Records to process
+++++

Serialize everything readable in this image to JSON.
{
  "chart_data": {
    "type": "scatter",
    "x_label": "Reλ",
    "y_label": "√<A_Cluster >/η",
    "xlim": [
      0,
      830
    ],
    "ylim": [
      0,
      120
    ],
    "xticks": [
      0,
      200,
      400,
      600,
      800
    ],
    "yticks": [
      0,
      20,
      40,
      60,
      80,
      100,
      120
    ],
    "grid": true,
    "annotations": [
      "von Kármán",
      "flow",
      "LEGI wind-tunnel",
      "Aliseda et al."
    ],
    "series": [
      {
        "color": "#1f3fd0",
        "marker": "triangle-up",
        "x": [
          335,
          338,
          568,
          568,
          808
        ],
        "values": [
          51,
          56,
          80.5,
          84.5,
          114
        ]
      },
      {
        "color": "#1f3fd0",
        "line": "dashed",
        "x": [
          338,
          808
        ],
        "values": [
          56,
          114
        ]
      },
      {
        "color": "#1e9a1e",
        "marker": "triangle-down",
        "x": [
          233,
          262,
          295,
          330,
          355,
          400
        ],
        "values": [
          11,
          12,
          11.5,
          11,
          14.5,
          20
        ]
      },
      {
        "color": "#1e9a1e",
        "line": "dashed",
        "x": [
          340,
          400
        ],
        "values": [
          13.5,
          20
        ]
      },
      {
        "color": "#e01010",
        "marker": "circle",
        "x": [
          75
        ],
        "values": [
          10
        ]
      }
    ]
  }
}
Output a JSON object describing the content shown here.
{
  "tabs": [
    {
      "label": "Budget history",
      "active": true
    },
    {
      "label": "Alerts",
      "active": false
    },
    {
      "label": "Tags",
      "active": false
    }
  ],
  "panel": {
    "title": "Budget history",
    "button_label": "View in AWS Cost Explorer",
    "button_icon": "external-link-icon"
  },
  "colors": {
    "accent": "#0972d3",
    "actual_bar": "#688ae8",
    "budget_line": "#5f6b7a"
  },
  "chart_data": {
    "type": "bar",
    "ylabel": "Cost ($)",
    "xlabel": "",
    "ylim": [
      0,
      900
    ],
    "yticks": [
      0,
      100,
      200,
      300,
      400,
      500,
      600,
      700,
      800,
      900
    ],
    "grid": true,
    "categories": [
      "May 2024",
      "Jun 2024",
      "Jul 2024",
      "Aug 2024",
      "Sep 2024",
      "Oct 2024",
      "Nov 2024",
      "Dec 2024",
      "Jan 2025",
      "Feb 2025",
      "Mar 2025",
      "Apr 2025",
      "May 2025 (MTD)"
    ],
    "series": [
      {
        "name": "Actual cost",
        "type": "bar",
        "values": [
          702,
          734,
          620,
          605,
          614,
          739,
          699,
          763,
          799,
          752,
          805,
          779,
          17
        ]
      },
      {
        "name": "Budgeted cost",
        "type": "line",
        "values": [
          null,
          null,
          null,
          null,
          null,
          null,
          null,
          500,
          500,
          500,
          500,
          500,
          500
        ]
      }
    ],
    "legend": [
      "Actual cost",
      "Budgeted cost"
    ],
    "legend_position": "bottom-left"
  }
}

+++++

What needs to be done
Give again only the lines starting at the one that contains "Output a JSON" and running to the end of the data.

Full solution
Output a JSON object describing the content shown here.
{
  "tabs": [
    {
      "label": "Budget history",
      "active": true
    },
    {
      "label": "Alerts",
      "active": false
    },
    {
      "label": "Tags",
      "active": false
    }
  ],
  "panel": {
    "title": "Budget history",
    "button_label": "View in AWS Cost Explorer",
    "button_icon": "external-link-icon"
  },
  "colors": {
    "accent": "#0972d3",
    "actual_bar": "#688ae8",
    "budget_line": "#5f6b7a"
  },
  "chart_data": {
    "type": "bar",
    "ylabel": "Cost ($)",
    "xlabel": "",
    "ylim": [
      0,
      900
    ],
    "yticks": [
      0,
      100,
      200,
      300,
      400,
      500,
      600,
      700,
      800,
      900
    ],
    "grid": true,
    "categories": [
      "May 2024",
      "Jun 2024",
      "Jul 2024",
      "Aug 2024",
      "Sep 2024",
      "Oct 2024",
      "Nov 2024",
      "Dec 2024",
      "Jan 2025",
      "Feb 2025",
      "Mar 2025",
      "Apr 2025",
      "May 2025 (MTD)"
    ],
    "series": [
      {
        "name": "Actual cost",
        "type": "bar",
        "values": [
          702,
          734,
          620,
          605,
          614,
          739,
          699,
          763,
          799,
          752,
          805,
          779,
          17
        ]
      },
      {
        "name": "Budgeted cost",
        "type": "line",
        "values": [
          null,
          null,
          null,
          null,
          null,
          null,
          null,
          500,
          500,
          500,
          500,
          500,
          500
        ]
      }
    ],
    "legend": [
      "Actual cost",
      "Budgeted cost"
    ],
    "legend_position": "bottom-left"
  }
}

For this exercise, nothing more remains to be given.